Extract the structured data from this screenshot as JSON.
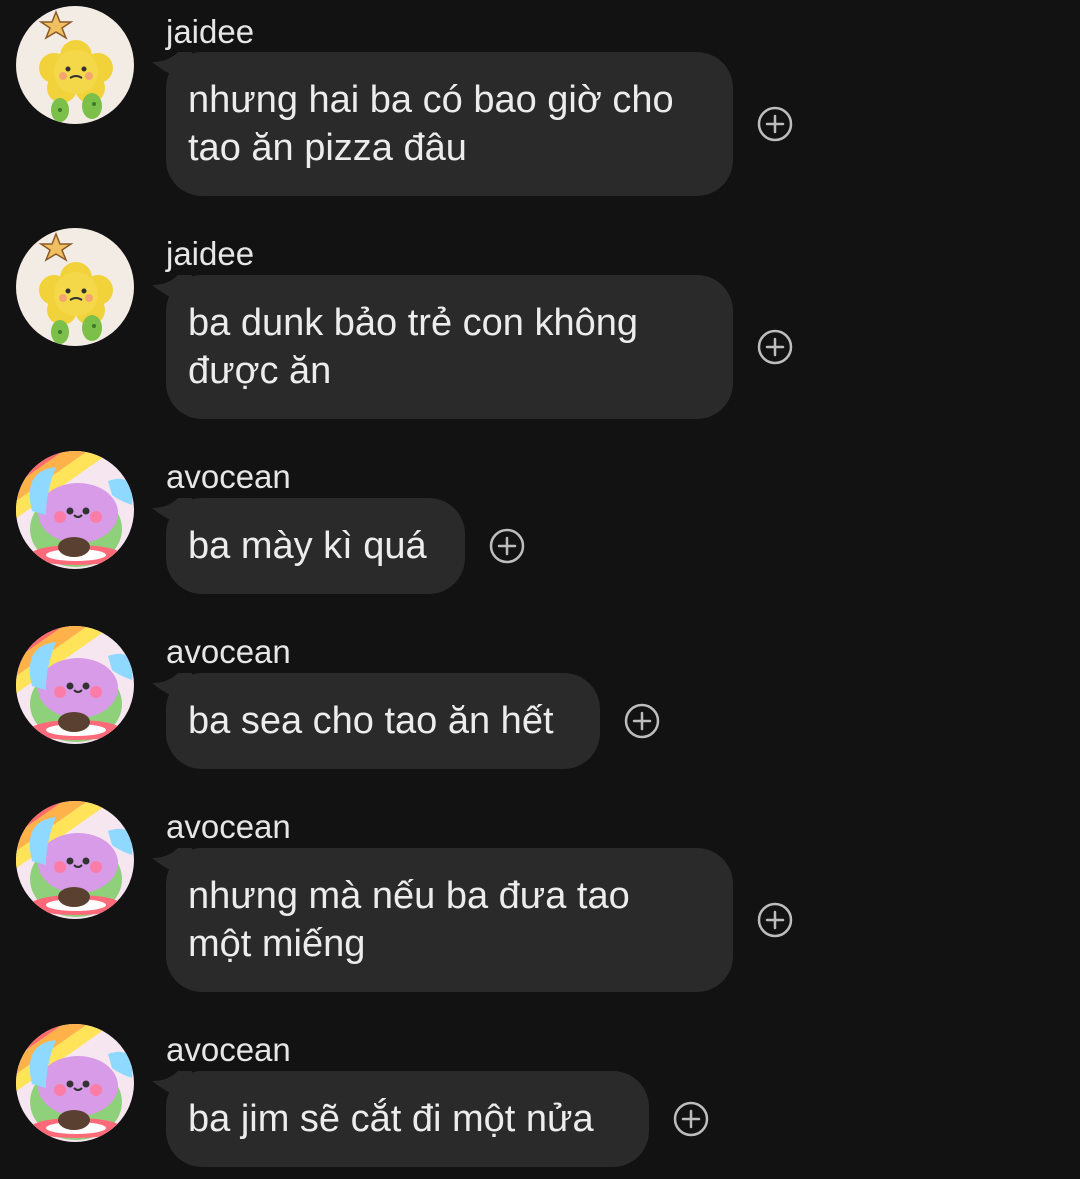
{
  "messages": [
    {
      "sender": "jaidee",
      "avatar": "cookie-flower-avatar",
      "lines": [
        "nhưng hai ba có bao giờ cho",
        "tao ăn pizza đâu"
      ]
    },
    {
      "sender": "jaidee",
      "avatar": "cookie-flower-avatar",
      "lines": [
        "ba dunk bảo trẻ con không",
        "được ăn"
      ]
    },
    {
      "sender": "avocean",
      "avatar": "rainbow-bunny-avatar",
      "lines": [
        "ba mày kì quá"
      ]
    },
    {
      "sender": "avocean",
      "avatar": "rainbow-bunny-avatar",
      "lines": [
        "ba sea cho tao ăn hết"
      ]
    },
    {
      "sender": "avocean",
      "avatar": "rainbow-bunny-avatar",
      "lines": [
        "nhưng mà nếu ba đưa tao",
        "một miếng"
      ]
    },
    {
      "sender": "avocean",
      "avatar": "rainbow-bunny-avatar",
      "lines": [
        "ba jim sẽ cắt đi một nửa"
      ]
    }
  ],
  "icons": {
    "react": "add-reaction-icon"
  },
  "colors": {
    "background": "#121212",
    "bubble": "#2a2a2b",
    "text": "#ececec",
    "icon": "#bdbdbd"
  }
}
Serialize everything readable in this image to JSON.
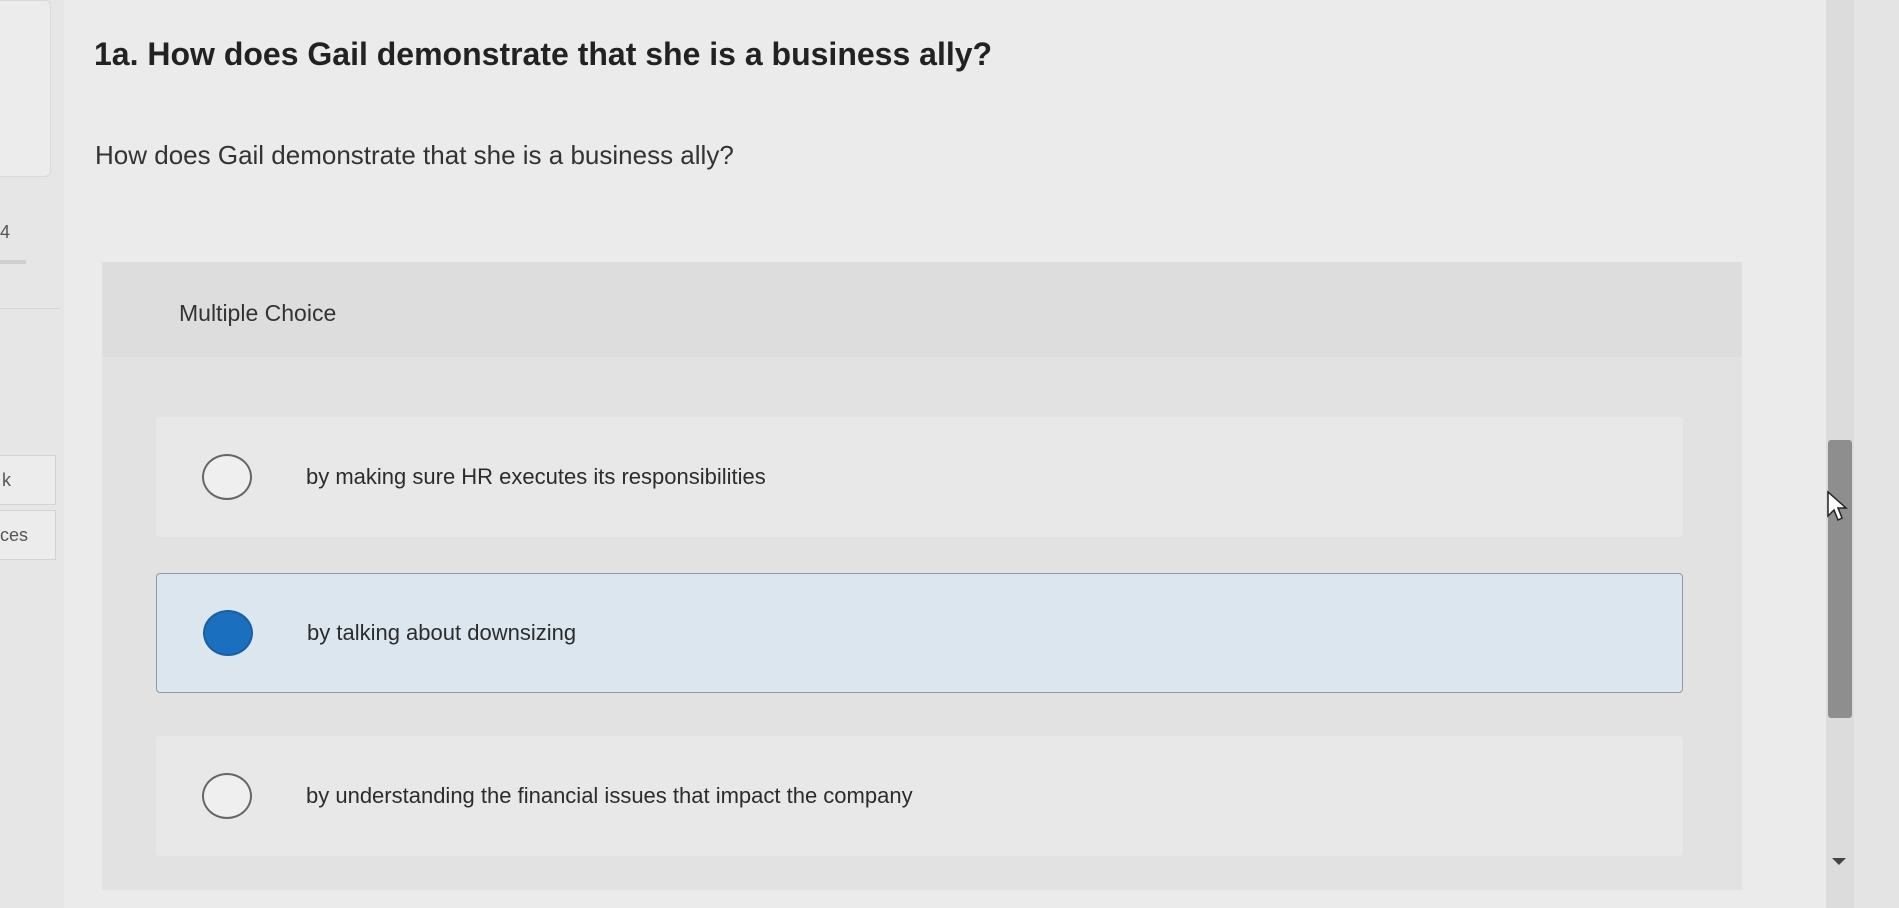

Description of the task >> Make an exact copy of the listing above. Do not include the pictures.

Task answer >>
Extract the structured data from this screenshot as JSON.
{
  "messages": [
    {
      "sender": "jaidee",
      "avatar": "cookie-flower-avatar",
      "lines": [
        "nhưng hai ba có bao giờ cho",
        "tao ăn pizza đâu"
      ]
    },
    {
      "sender": "jaidee",
      "avatar": "cookie-flower-avatar",
      "lines": [
        "ba dunk bảo trẻ con không",
        "được ăn"
      ]
    },
    {
      "sender": "avocean",
      "avatar": "rainbow-bunny-avatar",
      "lines": [
        "ba mày kì quá"
      ]
    },
    {
      "sender": "avocean",
      "avatar": "rainbow-bunny-avatar",
      "lines": [
        "ba sea cho tao ăn hết"
      ]
    },
    {
      "sender": "avocean",
      "avatar": "rainbow-bunny-avatar",
      "lines": [
        "nhưng mà nếu ba đưa tao",
        "một miếng"
      ]
    },
    {
      "sender": "avocean",
      "avatar": "rainbow-bunny-avatar",
      "lines": [
        "ba jim sẽ cắt đi một nửa"
      ]
    }
  ],
  "icons": {
    "react": "add-reaction-icon"
  },
  "colors": {
    "background": "#121212",
    "bubble": "#2a2a2b",
    "text": "#ececec",
    "icon": "#bdbdbd"
  }
}
Serialize everything readable in this image to JSON.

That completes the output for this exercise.